Task brief:
Reproduce all entries word for word.

Dataset:
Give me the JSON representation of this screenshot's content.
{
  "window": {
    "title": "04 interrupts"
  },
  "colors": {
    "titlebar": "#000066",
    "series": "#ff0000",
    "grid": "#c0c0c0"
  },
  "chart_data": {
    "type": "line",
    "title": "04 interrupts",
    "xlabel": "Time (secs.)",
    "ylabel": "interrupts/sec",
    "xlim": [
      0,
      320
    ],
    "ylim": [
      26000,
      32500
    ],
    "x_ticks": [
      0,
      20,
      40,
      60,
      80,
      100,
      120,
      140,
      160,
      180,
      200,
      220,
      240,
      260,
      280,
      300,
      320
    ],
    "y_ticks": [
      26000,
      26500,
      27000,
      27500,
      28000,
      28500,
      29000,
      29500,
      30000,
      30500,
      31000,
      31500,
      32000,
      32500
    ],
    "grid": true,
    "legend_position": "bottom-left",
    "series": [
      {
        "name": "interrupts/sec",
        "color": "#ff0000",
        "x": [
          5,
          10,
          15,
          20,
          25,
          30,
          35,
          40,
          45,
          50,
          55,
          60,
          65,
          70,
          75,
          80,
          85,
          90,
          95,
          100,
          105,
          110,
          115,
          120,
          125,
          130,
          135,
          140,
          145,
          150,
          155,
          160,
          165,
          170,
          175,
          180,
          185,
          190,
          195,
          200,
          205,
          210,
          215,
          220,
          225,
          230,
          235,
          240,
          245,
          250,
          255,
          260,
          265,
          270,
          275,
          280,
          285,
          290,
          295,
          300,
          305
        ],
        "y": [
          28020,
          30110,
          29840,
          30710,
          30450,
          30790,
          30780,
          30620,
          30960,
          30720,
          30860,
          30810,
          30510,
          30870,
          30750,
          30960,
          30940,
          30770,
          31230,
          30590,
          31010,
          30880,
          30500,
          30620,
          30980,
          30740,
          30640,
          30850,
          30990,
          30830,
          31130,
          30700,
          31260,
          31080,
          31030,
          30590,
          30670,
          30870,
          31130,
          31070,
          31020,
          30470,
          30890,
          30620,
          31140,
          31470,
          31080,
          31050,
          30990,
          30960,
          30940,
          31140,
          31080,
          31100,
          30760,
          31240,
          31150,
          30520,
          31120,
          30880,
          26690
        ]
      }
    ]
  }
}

Task solution:
Give me the JSON representation of this screenshot's content.
{
  "window": {
    "title": "04 interrupts"
  },
  "colors": {
    "titlebar": "#000066",
    "series": "#ff0000",
    "grid": "#c0c0c0"
  },
  "chart_data": {
    "type": "line",
    "title": "04 interrupts",
    "xlabel": "Time (secs.)",
    "ylabel": "interrupts/sec",
    "xlim": [
      0,
      320
    ],
    "ylim": [
      26000,
      32500
    ],
    "x_ticks": [
      0,
      20,
      40,
      60,
      80,
      100,
      120,
      140,
      160,
      180,
      200,
      220,
      240,
      260,
      280,
      300,
      320
    ],
    "y_ticks": [
      26000,
      26500,
      27000,
      27500,
      28000,
      28500,
      29000,
      29500,
      30000,
      30500,
      31000,
      31500,
      32000,
      32500
    ],
    "grid": true,
    "legend_position": "bottom-left",
    "series": [
      {
        "name": "interrupts/sec",
        "color": "#ff0000",
        "x": [
          5,
          10,
          15,
          20,
          25,
          30,
          35,
          40,
          45,
          50,
          55,
          60,
          65,
          70,
          75,
          80,
          85,
          90,
          95,
          100,
          105,
          110,
          115,
          120,
          125,
          130,
          135,
          140,
          145,
          150,
          155,
          160,
          165,
          170,
          175,
          180,
          185,
          190,
          195,
          200,
          205,
          210,
          215,
          220,
          225,
          230,
          235,
          240,
          245,
          250,
          255,
          260,
          265,
          270,
          275,
          280,
          285,
          290,
          295,
          300,
          305
        ],
        "y": [
          28020,
          30110,
          29840,
          30710,
          30450,
          30790,
          30780,
          30620,
          30960,
          30720,
          30860,
          30810,
          30510,
          30870,
          30750,
          30960,
          30940,
          30770,
          31230,
          30590,
          31010,
          30880,
          30500,
          30620,
          30980,
          30740,
          30640,
          30850,
          30990,
          30830,
          31130,
          30700,
          31260,
          31080,
          31030,
          30590,
          30670,
          30870,
          31130,
          31070,
          31020,
          30470,
          30890,
          30620,
          31140,
          31470,
          31080,
          31050,
          30990,
          30960,
          30940,
          31140,
          31080,
          31100,
          30760,
          31240,
          31150,
          30520,
          31120,
          30880,
          26690
        ]
      }
    ]
  }
}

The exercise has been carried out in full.